• _THE EXERCISE_
Reproduce the following lines verbatim.

+ + + + + + +

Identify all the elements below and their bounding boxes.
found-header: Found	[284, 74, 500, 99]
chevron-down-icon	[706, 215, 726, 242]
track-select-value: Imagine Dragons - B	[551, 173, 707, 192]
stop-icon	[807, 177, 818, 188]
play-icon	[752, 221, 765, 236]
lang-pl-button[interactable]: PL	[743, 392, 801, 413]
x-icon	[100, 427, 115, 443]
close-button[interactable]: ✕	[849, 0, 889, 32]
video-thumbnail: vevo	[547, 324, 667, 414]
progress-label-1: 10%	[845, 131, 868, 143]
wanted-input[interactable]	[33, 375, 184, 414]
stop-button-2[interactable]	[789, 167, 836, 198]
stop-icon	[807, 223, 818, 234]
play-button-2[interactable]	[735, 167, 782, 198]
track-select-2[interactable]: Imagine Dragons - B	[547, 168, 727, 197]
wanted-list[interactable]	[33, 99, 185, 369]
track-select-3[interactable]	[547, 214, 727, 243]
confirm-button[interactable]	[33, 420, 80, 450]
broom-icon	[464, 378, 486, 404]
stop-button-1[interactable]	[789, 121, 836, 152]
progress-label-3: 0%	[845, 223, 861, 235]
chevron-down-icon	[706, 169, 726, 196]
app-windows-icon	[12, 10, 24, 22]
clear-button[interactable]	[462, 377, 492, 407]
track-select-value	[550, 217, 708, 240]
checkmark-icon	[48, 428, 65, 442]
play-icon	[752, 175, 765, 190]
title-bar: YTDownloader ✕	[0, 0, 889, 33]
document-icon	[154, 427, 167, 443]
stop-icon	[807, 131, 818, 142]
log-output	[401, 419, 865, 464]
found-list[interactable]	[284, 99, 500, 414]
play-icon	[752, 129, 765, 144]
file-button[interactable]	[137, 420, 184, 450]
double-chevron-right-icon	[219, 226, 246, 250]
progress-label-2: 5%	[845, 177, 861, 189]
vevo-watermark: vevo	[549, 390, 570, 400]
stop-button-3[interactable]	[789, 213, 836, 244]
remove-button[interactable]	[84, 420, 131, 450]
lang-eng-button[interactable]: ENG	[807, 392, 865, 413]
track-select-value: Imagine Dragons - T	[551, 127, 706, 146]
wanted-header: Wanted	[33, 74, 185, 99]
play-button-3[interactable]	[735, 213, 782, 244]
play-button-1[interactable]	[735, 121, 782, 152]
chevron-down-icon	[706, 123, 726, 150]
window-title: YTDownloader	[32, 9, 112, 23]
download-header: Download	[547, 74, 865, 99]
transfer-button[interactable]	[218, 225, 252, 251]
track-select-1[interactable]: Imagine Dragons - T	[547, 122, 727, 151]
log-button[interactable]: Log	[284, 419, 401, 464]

+ + + + + + +

• _TASK RESULT_
Identify all the elements below and their bounding boxes.
found-header: Found	[284, 74, 500, 99]
chevron-down-icon	[706, 215, 726, 242]
track-select-value: Imagine Dragons - B	[551, 173, 707, 192]
stop-icon	[807, 177, 818, 188]
play-icon	[752, 221, 765, 236]
lang-pl-button[interactable]: PL	[743, 392, 801, 413]
x-icon	[100, 427, 115, 443]
close-button[interactable]: ✕	[849, 0, 889, 32]
video-thumbnail: vevo	[547, 324, 667, 414]
progress-label-1: 10%	[845, 131, 868, 143]
wanted-input[interactable]	[33, 375, 184, 414]
stop-button-2[interactable]	[789, 167, 836, 198]
stop-icon	[807, 223, 818, 234]
play-button-2[interactable]	[735, 167, 782, 198]
track-select-2[interactable]: Imagine Dragons - B	[547, 168, 727, 197]
wanted-list[interactable]	[33, 99, 185, 369]
track-select-3[interactable]	[547, 214, 727, 243]
confirm-button[interactable]	[33, 420, 80, 450]
broom-icon	[464, 378, 486, 404]
stop-button-1[interactable]	[789, 121, 836, 152]
progress-label-3: 0%	[845, 223, 861, 235]
chevron-down-icon	[706, 169, 726, 196]
app-windows-icon	[12, 10, 24, 22]
clear-button[interactable]	[462, 377, 492, 407]
track-select-value	[550, 217, 708, 240]
checkmark-icon	[48, 428, 65, 442]
play-icon	[752, 175, 765, 190]
title-bar: YTDownloader ✕	[0, 0, 889, 33]
document-icon	[154, 427, 167, 443]
stop-icon	[807, 131, 818, 142]
log-output	[401, 419, 865, 464]
found-list[interactable]	[284, 99, 500, 414]
play-icon	[752, 129, 765, 144]
file-button[interactable]	[137, 420, 184, 450]
double-chevron-right-icon	[219, 226, 246, 250]
progress-label-2: 5%	[845, 177, 861, 189]
vevo-watermark: vevo	[549, 390, 570, 400]
stop-button-3[interactable]	[789, 213, 836, 244]
remove-button[interactable]	[84, 420, 131, 450]
lang-eng-button[interactable]: ENG	[807, 392, 865, 413]
track-select-value: Imagine Dragons - T	[551, 127, 706, 146]
wanted-header: Wanted	[33, 74, 185, 99]
play-button-3[interactable]	[735, 213, 782, 244]
play-button-1[interactable]	[735, 121, 782, 152]
chevron-down-icon	[706, 123, 726, 150]
window-title: YTDownloader	[32, 9, 112, 23]
download-header: Download	[547, 74, 865, 99]
transfer-button[interactable]	[218, 225, 252, 251]
track-select-1[interactable]: Imagine Dragons - T	[547, 122, 727, 151]
log-button[interactable]: Log	[284, 419, 401, 464]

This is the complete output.